* _EXERCISE DIRECTIONS_
Extract each line of the material that follows exactly and omit its pictures.

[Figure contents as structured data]
## START

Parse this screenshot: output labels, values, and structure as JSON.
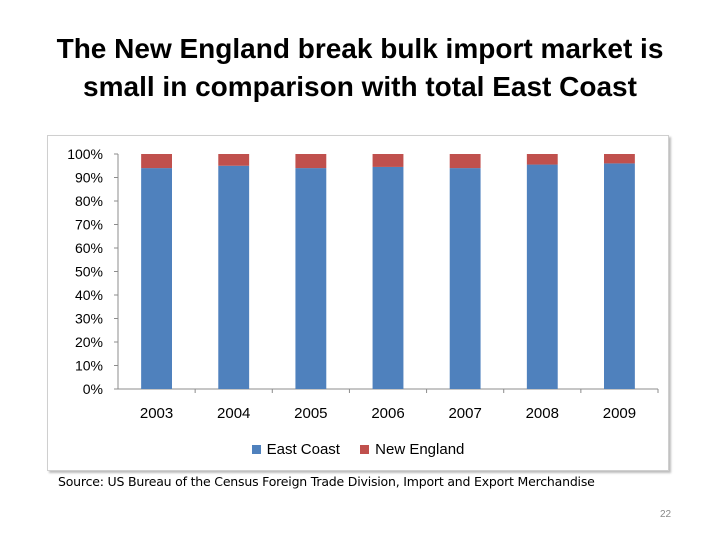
{
  "slide": {
    "title": "The New England break bulk import market is small in comparison with total East Coast",
    "source": "Source: US Bureau of the Census Foreign Trade Division, Import and Export Merchandise",
    "page_number": "22"
  },
  "chart_data": {
    "type": "bar",
    "stacked": true,
    "percent_stacked": true,
    "categories": [
      "2003",
      "2004",
      "2005",
      "2006",
      "2007",
      "2008",
      "2009"
    ],
    "series": [
      {
        "name": "East Coast",
        "color": "#4f81bd",
        "values": [
          94,
          95,
          94,
          94.5,
          94,
          95.5,
          96
        ]
      },
      {
        "name": "New England",
        "color": "#c0504d",
        "values": [
          6,
          5,
          6,
          5.5,
          6,
          4.5,
          4
        ]
      }
    ],
    "yticks": [
      "0%",
      "10%",
      "20%",
      "30%",
      "40%",
      "50%",
      "60%",
      "70%",
      "80%",
      "90%",
      "100%"
    ],
    "ylim": [
      0,
      100
    ],
    "grid": false,
    "legend": "bottom"
  }
}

## END

* _RESPONSE TO THIS EXERCISE_
Parse this screenshot: output labels, values, and structure as JSON.
{
  "slide": {
    "title": "The New England break bulk import market is small in comparison with total East Coast",
    "source": "Source: US Bureau of the Census Foreign Trade Division, Import and Export Merchandise",
    "page_number": "22"
  },
  "chart_data": {
    "type": "bar",
    "stacked": true,
    "percent_stacked": true,
    "categories": [
      "2003",
      "2004",
      "2005",
      "2006",
      "2007",
      "2008",
      "2009"
    ],
    "series": [
      {
        "name": "East Coast",
        "color": "#4f81bd",
        "values": [
          94,
          95,
          94,
          94.5,
          94,
          95.5,
          96
        ]
      },
      {
        "name": "New England",
        "color": "#c0504d",
        "values": [
          6,
          5,
          6,
          5.5,
          6,
          4.5,
          4
        ]
      }
    ],
    "yticks": [
      "0%",
      "10%",
      "20%",
      "30%",
      "40%",
      "50%",
      "60%",
      "70%",
      "80%",
      "90%",
      "100%"
    ],
    "ylim": [
      0,
      100
    ],
    "grid": false,
    "legend": "bottom"
  }
}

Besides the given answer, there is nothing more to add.